Each line that contains the word "цели" counts once; give the total for the records below and nothing else.

──────── EXTRACTED ENTRIES

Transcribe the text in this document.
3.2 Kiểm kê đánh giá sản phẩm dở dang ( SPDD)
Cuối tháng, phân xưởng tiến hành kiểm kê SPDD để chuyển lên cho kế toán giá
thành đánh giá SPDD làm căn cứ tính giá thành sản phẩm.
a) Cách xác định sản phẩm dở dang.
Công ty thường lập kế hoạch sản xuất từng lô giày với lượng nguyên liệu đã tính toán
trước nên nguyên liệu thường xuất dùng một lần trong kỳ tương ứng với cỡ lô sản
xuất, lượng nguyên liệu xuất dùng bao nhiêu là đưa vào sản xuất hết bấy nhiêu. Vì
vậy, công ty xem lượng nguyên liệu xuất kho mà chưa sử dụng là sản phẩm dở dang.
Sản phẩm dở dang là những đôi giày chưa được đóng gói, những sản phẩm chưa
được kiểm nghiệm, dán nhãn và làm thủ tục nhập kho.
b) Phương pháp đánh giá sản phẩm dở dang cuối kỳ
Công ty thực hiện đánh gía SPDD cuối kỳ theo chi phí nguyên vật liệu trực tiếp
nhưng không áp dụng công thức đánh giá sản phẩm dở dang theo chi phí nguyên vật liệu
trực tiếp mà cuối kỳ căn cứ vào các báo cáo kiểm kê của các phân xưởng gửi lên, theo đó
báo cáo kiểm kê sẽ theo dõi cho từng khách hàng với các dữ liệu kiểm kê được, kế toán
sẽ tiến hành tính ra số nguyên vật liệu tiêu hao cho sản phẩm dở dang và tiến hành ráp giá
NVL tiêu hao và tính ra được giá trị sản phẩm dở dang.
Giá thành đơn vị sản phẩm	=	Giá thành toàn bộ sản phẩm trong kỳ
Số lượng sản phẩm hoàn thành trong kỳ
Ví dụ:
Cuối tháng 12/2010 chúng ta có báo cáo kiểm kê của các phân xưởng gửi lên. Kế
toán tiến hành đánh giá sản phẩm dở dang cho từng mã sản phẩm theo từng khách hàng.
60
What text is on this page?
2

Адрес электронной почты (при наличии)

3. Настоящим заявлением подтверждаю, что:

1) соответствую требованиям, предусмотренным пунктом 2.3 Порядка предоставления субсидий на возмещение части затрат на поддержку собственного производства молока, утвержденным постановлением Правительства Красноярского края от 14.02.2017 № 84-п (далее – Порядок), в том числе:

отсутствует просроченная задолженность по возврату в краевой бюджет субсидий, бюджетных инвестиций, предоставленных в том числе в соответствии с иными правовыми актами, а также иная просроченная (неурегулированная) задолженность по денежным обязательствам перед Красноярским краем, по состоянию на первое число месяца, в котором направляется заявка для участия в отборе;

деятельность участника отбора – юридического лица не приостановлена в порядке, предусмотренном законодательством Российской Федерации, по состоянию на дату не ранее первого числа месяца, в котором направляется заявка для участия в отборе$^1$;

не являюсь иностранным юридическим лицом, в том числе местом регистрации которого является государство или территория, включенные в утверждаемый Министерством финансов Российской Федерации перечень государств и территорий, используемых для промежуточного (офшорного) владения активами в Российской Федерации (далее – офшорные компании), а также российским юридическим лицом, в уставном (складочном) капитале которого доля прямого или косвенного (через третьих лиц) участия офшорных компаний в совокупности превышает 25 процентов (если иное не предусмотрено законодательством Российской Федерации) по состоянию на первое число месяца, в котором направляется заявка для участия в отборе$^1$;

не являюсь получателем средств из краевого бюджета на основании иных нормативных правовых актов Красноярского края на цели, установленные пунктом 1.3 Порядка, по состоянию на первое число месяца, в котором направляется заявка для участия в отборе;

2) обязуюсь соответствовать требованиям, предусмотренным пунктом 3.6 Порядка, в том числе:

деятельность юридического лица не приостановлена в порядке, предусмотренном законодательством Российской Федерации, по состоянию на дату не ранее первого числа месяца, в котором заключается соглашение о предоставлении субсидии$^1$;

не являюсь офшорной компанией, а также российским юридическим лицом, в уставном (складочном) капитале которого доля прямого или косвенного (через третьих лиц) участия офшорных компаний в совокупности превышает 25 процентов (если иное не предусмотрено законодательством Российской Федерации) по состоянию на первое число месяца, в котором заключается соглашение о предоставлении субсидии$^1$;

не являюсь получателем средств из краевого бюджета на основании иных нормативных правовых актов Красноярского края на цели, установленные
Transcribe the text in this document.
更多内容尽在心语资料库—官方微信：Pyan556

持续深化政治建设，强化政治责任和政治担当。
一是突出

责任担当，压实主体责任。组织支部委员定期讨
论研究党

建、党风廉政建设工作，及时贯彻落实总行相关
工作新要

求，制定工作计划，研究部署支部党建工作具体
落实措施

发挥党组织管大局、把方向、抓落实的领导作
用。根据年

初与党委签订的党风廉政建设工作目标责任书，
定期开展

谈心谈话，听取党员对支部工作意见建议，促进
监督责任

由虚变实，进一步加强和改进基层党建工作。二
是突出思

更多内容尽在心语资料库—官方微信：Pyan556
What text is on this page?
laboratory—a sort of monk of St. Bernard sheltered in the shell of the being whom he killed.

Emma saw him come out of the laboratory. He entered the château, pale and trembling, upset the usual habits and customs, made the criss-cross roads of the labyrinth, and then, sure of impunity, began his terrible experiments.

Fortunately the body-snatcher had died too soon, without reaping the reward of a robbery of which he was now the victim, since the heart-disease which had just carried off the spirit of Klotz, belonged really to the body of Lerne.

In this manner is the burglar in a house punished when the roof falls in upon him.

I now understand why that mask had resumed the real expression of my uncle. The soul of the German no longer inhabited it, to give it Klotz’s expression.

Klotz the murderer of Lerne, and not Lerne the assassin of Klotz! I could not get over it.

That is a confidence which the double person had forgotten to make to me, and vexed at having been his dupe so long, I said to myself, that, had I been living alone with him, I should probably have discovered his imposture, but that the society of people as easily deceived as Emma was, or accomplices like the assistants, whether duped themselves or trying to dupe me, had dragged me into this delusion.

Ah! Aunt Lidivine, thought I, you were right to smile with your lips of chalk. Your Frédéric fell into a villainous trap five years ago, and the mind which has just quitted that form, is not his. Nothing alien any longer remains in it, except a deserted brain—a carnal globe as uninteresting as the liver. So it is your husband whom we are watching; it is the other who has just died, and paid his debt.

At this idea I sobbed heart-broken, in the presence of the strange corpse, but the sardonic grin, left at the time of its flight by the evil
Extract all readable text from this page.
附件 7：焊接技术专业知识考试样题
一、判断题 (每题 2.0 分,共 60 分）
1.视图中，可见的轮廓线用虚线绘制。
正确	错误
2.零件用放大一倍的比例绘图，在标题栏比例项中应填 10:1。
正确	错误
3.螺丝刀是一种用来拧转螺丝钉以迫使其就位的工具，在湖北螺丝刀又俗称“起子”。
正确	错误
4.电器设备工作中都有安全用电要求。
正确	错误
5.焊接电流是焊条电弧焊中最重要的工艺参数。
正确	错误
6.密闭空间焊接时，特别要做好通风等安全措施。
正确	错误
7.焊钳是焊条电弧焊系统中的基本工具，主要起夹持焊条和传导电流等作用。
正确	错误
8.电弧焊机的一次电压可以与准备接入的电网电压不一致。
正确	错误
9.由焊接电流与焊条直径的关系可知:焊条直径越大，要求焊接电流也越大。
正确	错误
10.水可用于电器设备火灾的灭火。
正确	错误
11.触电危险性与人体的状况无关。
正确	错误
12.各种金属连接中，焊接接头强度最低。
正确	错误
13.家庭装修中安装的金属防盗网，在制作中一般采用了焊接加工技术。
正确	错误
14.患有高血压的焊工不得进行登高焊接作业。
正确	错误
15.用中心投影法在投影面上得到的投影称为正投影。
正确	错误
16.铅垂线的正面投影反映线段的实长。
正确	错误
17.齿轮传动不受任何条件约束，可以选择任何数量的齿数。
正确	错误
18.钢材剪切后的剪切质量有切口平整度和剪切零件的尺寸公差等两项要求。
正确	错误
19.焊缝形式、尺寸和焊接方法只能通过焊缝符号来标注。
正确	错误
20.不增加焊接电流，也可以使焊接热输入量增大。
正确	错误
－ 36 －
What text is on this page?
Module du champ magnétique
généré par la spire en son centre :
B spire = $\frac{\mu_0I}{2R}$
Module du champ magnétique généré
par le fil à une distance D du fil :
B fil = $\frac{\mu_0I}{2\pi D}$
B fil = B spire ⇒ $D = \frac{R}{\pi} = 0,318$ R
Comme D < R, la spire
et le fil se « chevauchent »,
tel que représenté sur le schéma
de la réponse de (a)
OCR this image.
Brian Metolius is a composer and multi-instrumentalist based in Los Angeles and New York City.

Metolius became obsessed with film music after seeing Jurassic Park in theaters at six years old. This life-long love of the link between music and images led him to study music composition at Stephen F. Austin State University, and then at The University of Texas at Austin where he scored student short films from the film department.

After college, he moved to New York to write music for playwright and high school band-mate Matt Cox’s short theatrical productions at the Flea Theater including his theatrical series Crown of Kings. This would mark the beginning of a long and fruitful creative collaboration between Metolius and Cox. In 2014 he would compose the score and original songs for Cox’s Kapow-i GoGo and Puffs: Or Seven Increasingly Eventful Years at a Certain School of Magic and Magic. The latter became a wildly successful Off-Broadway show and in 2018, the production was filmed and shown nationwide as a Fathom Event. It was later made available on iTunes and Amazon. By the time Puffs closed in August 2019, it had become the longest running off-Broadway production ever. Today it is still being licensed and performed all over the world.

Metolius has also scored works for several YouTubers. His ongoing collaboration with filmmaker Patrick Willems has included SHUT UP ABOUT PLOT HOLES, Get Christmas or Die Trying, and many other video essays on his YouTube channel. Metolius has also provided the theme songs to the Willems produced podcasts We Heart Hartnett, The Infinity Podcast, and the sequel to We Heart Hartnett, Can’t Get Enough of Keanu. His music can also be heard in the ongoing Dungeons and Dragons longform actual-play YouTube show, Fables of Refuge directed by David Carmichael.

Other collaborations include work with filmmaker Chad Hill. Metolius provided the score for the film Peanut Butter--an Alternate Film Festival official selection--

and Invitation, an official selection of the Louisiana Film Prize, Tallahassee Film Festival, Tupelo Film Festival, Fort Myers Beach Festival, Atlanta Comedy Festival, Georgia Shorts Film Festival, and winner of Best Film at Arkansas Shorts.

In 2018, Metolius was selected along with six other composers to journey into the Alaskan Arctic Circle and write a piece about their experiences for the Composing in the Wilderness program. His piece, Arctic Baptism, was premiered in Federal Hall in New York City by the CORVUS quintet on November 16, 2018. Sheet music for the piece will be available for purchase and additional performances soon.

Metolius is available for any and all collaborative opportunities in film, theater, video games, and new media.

────────────────

#### ANSWER BELOW:
2